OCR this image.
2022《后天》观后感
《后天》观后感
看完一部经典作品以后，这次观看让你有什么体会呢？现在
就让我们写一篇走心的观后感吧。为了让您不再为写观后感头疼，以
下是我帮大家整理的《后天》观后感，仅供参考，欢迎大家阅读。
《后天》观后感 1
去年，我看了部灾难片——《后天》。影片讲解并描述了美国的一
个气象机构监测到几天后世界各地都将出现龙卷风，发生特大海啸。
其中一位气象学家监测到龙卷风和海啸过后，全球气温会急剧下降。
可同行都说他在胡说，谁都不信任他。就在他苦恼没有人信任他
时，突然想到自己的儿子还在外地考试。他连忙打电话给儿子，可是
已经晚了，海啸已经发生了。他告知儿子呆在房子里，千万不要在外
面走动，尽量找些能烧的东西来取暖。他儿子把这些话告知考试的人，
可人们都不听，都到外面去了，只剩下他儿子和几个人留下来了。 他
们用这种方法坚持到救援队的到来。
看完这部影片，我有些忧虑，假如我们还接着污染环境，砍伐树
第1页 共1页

● Task:
Return the full listing, character for character.

● Exercise result:
OCR this image.
2022《后天》观后感
《后天》观后感
看完一部经典作品以后，这次观看让你有什么体会呢？现在
就让我们写一篇走心的观后感吧。为了让您不再为写观后感头疼，以
下是我帮大家整理的《后天》观后感，仅供参考，欢迎大家阅读。
《后天》观后感 1
去年，我看了部灾难片——《后天》。影片讲解并描述了美国的一
个气象机构监测到几天后世界各地都将出现龙卷风，发生特大海啸。
其中一位气象学家监测到龙卷风和海啸过后，全球气温会急剧下降。
可同行都说他在胡说，谁都不信任他。就在他苦恼没有人信任他
时，突然想到自己的儿子还在外地考试。他连忙打电话给儿子，可是
已经晚了，海啸已经发生了。他告知儿子呆在房子里，千万不要在外
面走动，尽量找些能烧的东西来取暖。他儿子把这些话告知考试的人，
可人们都不听，都到外面去了，只剩下他儿子和几个人留下来了。 他
们用这种方法坚持到救援队的到来。
看完这部影片，我有些忧虑，假如我们还接着污染环境，砍伐树
第1页 共1页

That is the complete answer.